* [What is being asked]:
Copy out every line containing the word "Jasper".
------------------------
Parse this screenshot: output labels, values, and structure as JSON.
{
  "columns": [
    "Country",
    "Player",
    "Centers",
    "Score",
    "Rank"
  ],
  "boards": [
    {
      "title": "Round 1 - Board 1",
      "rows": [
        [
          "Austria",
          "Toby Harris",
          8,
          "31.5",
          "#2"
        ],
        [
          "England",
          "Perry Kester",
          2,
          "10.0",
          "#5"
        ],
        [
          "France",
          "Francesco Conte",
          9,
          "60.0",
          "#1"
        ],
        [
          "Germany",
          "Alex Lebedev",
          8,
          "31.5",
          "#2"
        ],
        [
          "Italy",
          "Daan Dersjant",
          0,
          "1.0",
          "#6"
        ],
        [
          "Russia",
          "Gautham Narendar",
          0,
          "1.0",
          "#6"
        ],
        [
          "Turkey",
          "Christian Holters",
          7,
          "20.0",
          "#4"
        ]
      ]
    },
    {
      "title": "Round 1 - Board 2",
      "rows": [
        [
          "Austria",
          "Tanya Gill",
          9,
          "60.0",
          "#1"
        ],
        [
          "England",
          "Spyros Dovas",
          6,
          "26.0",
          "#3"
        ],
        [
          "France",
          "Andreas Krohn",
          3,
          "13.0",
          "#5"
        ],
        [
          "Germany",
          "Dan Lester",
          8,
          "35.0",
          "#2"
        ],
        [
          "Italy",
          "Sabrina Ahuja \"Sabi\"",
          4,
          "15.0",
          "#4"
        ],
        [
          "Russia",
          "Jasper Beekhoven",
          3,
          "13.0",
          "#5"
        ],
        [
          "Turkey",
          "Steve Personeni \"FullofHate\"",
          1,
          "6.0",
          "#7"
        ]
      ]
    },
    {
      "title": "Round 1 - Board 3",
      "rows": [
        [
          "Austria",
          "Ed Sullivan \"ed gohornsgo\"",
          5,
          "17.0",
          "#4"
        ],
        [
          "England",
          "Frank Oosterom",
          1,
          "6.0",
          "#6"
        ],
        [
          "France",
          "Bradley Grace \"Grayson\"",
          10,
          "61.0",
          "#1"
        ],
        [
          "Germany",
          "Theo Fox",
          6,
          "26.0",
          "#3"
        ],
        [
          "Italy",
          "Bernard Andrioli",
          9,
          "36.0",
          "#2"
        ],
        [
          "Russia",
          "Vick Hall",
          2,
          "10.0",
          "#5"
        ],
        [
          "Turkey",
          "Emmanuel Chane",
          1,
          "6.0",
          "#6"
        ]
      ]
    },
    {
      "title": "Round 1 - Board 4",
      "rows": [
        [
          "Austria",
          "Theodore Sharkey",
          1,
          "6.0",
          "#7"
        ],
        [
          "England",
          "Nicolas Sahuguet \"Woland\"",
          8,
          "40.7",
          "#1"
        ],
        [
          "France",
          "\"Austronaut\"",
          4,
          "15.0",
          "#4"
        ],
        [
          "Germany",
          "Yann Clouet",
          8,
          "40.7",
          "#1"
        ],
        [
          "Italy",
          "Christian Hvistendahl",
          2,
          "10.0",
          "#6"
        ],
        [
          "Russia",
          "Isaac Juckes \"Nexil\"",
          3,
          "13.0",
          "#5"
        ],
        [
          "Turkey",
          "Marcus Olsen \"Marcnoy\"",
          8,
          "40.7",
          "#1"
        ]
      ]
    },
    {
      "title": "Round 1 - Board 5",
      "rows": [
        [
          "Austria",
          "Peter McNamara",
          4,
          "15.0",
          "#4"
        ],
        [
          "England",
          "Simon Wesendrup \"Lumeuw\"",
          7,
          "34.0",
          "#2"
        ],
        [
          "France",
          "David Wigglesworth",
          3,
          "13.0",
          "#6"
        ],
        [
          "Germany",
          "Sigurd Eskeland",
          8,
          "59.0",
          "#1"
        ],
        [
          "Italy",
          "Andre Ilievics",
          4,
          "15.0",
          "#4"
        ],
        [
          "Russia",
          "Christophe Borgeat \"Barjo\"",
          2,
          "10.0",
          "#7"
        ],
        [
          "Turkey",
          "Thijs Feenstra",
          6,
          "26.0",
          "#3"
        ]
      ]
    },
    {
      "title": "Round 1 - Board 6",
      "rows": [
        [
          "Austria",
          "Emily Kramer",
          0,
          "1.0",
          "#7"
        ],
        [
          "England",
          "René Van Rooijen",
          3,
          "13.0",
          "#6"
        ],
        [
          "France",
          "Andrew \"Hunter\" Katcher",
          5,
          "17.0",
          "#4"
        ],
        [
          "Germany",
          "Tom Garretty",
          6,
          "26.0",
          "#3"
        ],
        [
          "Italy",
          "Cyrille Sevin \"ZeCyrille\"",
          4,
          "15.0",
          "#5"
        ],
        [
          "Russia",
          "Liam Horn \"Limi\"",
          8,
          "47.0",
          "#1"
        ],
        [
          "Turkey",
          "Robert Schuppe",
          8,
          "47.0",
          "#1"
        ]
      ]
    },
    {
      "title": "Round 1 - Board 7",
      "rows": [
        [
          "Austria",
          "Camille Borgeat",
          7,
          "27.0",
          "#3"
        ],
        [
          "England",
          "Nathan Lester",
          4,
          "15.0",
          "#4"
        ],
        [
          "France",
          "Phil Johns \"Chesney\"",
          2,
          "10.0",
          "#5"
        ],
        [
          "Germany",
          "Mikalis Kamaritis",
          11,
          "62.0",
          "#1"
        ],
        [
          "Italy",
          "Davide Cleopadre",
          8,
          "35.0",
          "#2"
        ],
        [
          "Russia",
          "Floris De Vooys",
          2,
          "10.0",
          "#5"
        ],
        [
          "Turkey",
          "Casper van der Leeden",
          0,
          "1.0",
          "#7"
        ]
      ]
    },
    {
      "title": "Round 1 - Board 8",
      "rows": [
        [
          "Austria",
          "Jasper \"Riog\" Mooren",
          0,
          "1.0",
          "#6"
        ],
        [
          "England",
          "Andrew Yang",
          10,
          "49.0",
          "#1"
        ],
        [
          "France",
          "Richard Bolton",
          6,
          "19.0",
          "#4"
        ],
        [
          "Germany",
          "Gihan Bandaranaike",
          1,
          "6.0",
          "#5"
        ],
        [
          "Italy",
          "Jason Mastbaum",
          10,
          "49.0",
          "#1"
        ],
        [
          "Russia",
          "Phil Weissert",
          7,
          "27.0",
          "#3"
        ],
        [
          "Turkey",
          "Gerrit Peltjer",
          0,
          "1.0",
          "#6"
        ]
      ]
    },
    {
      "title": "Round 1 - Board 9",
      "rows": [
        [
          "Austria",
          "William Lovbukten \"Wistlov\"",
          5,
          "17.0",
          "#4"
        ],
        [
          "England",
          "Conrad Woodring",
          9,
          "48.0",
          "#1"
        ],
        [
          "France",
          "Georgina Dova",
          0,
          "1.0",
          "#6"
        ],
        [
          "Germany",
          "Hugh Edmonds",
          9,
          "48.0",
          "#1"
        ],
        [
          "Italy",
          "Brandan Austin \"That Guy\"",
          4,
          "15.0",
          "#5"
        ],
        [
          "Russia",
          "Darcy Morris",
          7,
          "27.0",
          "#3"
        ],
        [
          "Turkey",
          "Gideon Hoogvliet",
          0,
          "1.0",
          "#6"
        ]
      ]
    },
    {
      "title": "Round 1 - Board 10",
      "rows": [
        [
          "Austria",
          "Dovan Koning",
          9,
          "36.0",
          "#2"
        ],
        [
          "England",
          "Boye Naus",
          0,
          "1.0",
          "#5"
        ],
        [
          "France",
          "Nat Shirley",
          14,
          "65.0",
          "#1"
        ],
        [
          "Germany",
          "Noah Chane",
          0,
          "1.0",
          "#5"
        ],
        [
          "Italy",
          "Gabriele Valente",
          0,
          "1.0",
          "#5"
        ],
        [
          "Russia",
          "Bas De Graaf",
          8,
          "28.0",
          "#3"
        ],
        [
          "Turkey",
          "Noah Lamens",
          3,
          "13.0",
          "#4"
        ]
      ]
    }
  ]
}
------------------------
* [In response]:
          "Jasper Beekhoven",
          "Jasper \"Riog\" Mooren",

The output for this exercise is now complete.